BEGIN SUPPLIED RECORDS

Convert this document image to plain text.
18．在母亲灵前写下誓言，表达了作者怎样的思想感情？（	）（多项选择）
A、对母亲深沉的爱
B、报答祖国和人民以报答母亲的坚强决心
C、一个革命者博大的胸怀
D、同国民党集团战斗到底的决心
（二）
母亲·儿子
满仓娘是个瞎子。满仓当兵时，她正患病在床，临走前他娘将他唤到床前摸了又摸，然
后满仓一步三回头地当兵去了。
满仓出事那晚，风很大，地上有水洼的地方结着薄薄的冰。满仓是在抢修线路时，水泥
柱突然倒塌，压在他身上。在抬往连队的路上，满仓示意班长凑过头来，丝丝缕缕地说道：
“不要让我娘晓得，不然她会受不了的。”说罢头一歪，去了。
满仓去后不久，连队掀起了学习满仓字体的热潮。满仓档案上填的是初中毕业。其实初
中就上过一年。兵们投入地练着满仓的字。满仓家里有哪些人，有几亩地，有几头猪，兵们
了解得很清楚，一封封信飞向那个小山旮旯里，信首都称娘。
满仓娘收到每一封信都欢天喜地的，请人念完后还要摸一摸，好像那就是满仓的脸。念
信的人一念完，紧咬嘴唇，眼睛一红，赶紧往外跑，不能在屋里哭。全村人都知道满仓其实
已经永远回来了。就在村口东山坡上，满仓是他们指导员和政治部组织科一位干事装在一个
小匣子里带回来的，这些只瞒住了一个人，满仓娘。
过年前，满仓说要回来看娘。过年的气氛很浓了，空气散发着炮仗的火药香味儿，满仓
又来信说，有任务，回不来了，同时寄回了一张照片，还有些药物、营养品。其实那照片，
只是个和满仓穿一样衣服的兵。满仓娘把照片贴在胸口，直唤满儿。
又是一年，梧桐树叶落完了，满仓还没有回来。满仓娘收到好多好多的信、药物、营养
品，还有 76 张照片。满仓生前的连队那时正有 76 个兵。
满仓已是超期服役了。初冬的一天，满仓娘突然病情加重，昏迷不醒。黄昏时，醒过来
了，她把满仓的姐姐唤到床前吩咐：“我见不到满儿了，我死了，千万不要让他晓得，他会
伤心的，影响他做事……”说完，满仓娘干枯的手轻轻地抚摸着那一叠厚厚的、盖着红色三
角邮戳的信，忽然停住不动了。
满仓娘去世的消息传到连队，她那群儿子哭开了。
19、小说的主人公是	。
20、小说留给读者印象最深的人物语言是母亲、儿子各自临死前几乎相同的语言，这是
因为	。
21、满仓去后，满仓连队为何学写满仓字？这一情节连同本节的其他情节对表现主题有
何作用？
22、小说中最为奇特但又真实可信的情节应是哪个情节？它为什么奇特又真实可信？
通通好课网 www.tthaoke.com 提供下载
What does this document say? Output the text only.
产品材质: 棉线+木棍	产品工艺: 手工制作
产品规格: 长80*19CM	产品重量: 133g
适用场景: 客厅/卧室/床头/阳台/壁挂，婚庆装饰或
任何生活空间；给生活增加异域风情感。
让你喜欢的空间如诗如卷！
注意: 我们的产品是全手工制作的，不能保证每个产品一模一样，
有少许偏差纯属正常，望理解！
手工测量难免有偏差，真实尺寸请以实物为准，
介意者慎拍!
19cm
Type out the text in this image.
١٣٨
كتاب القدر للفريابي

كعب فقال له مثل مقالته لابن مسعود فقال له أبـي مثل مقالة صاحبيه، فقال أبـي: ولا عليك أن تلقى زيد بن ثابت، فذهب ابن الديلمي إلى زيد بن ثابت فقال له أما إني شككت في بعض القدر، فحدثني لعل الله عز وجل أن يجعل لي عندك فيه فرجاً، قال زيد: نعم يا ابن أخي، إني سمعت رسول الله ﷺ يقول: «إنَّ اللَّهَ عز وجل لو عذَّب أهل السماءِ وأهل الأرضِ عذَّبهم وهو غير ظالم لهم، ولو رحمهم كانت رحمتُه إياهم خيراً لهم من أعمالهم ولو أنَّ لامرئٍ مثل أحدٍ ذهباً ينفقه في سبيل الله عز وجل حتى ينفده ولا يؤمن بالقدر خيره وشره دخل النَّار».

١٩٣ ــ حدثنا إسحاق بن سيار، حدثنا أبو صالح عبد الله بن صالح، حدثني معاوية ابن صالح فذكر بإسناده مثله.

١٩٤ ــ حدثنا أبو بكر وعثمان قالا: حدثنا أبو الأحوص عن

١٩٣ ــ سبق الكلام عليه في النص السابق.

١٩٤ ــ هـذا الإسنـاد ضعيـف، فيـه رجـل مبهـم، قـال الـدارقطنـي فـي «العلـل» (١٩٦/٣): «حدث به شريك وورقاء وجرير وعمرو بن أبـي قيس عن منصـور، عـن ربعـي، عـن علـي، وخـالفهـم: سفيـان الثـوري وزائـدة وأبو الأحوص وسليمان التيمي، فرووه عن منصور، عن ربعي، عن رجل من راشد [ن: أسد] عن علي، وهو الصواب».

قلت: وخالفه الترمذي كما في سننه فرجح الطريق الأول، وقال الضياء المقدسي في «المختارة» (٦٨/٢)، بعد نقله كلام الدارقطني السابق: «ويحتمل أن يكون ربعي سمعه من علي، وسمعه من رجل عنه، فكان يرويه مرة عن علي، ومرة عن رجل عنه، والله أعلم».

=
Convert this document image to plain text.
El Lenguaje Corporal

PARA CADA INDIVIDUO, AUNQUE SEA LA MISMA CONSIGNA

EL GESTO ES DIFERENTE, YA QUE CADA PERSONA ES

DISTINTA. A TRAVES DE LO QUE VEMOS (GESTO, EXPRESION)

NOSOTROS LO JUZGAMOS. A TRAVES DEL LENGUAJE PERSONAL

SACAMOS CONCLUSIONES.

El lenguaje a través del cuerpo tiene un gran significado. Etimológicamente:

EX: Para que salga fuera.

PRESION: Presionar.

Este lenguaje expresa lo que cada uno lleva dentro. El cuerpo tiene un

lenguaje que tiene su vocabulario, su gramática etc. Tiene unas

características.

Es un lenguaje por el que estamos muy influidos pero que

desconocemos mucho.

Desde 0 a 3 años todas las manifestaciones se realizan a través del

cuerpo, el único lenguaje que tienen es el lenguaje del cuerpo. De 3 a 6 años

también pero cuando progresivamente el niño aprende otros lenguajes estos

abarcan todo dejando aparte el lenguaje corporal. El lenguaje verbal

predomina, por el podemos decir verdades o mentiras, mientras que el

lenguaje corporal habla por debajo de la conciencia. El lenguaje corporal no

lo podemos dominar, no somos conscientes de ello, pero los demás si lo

END SUPPLIED RECORDS

## WORK TO BE COMPLETED
Output each record exactly, leaving nothing out.

## EXPECTED OUTPUT
Convert this document image to plain text.
18．在母亲灵前写下誓言，表达了作者怎样的思想感情？（	）（多项选择）
A、对母亲深沉的爱
B、报答祖国和人民以报答母亲的坚强决心
C、一个革命者博大的胸怀
D、同国民党集团战斗到底的决心
（二）
母亲·儿子
满仓娘是个瞎子。满仓当兵时，她正患病在床，临走前他娘将他唤到床前摸了又摸，然
后满仓一步三回头地当兵去了。
满仓出事那晚，风很大，地上有水洼的地方结着薄薄的冰。满仓是在抢修线路时，水泥
柱突然倒塌，压在他身上。在抬往连队的路上，满仓示意班长凑过头来，丝丝缕缕地说道：
“不要让我娘晓得，不然她会受不了的。”说罢头一歪，去了。
满仓去后不久，连队掀起了学习满仓字体的热潮。满仓档案上填的是初中毕业。其实初
中就上过一年。兵们投入地练着满仓的字。满仓家里有哪些人，有几亩地，有几头猪，兵们
了解得很清楚，一封封信飞向那个小山旮旯里，信首都称娘。
满仓娘收到每一封信都欢天喜地的，请人念完后还要摸一摸，好像那就是满仓的脸。念
信的人一念完，紧咬嘴唇，眼睛一红，赶紧往外跑，不能在屋里哭。全村人都知道满仓其实
已经永远回来了。就在村口东山坡上，满仓是他们指导员和政治部组织科一位干事装在一个
小匣子里带回来的，这些只瞒住了一个人，满仓娘。
过年前，满仓说要回来看娘。过年的气氛很浓了，空气散发着炮仗的火药香味儿，满仓
又来信说，有任务，回不来了，同时寄回了一张照片，还有些药物、营养品。其实那照片，
只是个和满仓穿一样衣服的兵。满仓娘把照片贴在胸口，直唤满儿。
又是一年，梧桐树叶落完了，满仓还没有回来。满仓娘收到好多好多的信、药物、营养
品，还有 76 张照片。满仓生前的连队那时正有 76 个兵。
满仓已是超期服役了。初冬的一天，满仓娘突然病情加重，昏迷不醒。黄昏时，醒过来
了，她把满仓的姐姐唤到床前吩咐：“我见不到满儿了，我死了，千万不要让他晓得，他会
伤心的，影响他做事……”说完，满仓娘干枯的手轻轻地抚摸着那一叠厚厚的、盖着红色三
角邮戳的信，忽然停住不动了。
满仓娘去世的消息传到连队，她那群儿子哭开了。
19、小说的主人公是	。
20、小说留给读者印象最深的人物语言是母亲、儿子各自临死前几乎相同的语言，这是
因为	。
21、满仓去后，满仓连队为何学写满仓字？这一情节连同本节的其他情节对表现主题有
何作用？
22、小说中最为奇特但又真实可信的情节应是哪个情节？它为什么奇特又真实可信？
通通好课网 www.tthaoke.com 提供下载
What does this document say? Output the text only.
产品材质: 棉线+木棍	产品工艺: 手工制作
产品规格: 长80*19CM	产品重量: 133g
适用场景: 客厅/卧室/床头/阳台/壁挂，婚庆装饰或
任何生活空间；给生活增加异域风情感。
让你喜欢的空间如诗如卷！
注意: 我们的产品是全手工制作的，不能保证每个产品一模一样，
有少许偏差纯属正常，望理解！
手工测量难免有偏差，真实尺寸请以实物为准，
介意者慎拍!
19cm
Type out the text in this image.
١٣٨
كتاب القدر للفريابي

كعب فقال له مثل مقالته لابن مسعود فقال له أبـي مثل مقالة صاحبيه، فقال أبـي: ولا عليك أن تلقى زيد بن ثابت، فذهب ابن الديلمي إلى زيد بن ثابت فقال له أما إني شككت في بعض القدر، فحدثني لعل الله عز وجل أن يجعل لي عندك فيه فرجاً، قال زيد: نعم يا ابن أخي، إني سمعت رسول الله ﷺ يقول: «إنَّ اللَّهَ عز وجل لو عذَّب أهل السماءِ وأهل الأرضِ عذَّبهم وهو غير ظالم لهم، ولو رحمهم كانت رحمتُه إياهم خيراً لهم من أعمالهم ولو أنَّ لامرئٍ مثل أحدٍ ذهباً ينفقه في سبيل الله عز وجل حتى ينفده ولا يؤمن بالقدر خيره وشره دخل النَّار».

١٩٣ ــ حدثنا إسحاق بن سيار، حدثنا أبو صالح عبد الله بن صالح، حدثني معاوية ابن صالح فذكر بإسناده مثله.

١٩٤ ــ حدثنا أبو بكر وعثمان قالا: حدثنا أبو الأحوص عن

١٩٣ ــ سبق الكلام عليه في النص السابق.

١٩٤ ــ هـذا الإسنـاد ضعيـف، فيـه رجـل مبهـم، قـال الـدارقطنـي فـي «العلـل» (١٩٦/٣): «حدث به شريك وورقاء وجرير وعمرو بن أبـي قيس عن منصـور، عـن ربعـي، عـن علـي، وخـالفهـم: سفيـان الثـوري وزائـدة وأبو الأحوص وسليمان التيمي، فرووه عن منصور، عن ربعي، عن رجل من راشد [ن: أسد] عن علي، وهو الصواب».

قلت: وخالفه الترمذي كما في سننه فرجح الطريق الأول، وقال الضياء المقدسي في «المختارة» (٦٨/٢)، بعد نقله كلام الدارقطني السابق: «ويحتمل أن يكون ربعي سمعه من علي، وسمعه من رجل عنه، فكان يرويه مرة عن علي، ومرة عن رجل عنه، والله أعلم».

=
Convert this document image to plain text.
El Lenguaje Corporal

PARA CADA INDIVIDUO, AUNQUE SEA LA MISMA CONSIGNA

EL GESTO ES DIFERENTE, YA QUE CADA PERSONA ES

DISTINTA. A TRAVES DE LO QUE VEMOS (GESTO, EXPRESION)

NOSOTROS LO JUZGAMOS. A TRAVES DEL LENGUAJE PERSONAL

SACAMOS CONCLUSIONES.

El lenguaje a través del cuerpo tiene un gran significado. Etimológicamente:

EX: Para que salga fuera.

PRESION: Presionar.

Este lenguaje expresa lo que cada uno lleva dentro. El cuerpo tiene un

lenguaje que tiene su vocabulario, su gramática etc. Tiene unas

características.

Es un lenguaje por el que estamos muy influidos pero que

desconocemos mucho.

Desde 0 a 3 años todas las manifestaciones se realizan a través del

cuerpo, el único lenguaje que tienen es el lenguaje del cuerpo. De 3 a 6 años

también pero cuando progresivamente el niño aprende otros lenguajes estos

abarcan todo dejando aparte el lenguaje corporal. El lenguaje verbal

predomina, por el podemos decir verdades o mentiras, mientras que el

lenguaje corporal habla por debajo de la conciencia. El lenguaje corporal no

lo podemos dominar, no somos conscientes de ello, pero los demás si lo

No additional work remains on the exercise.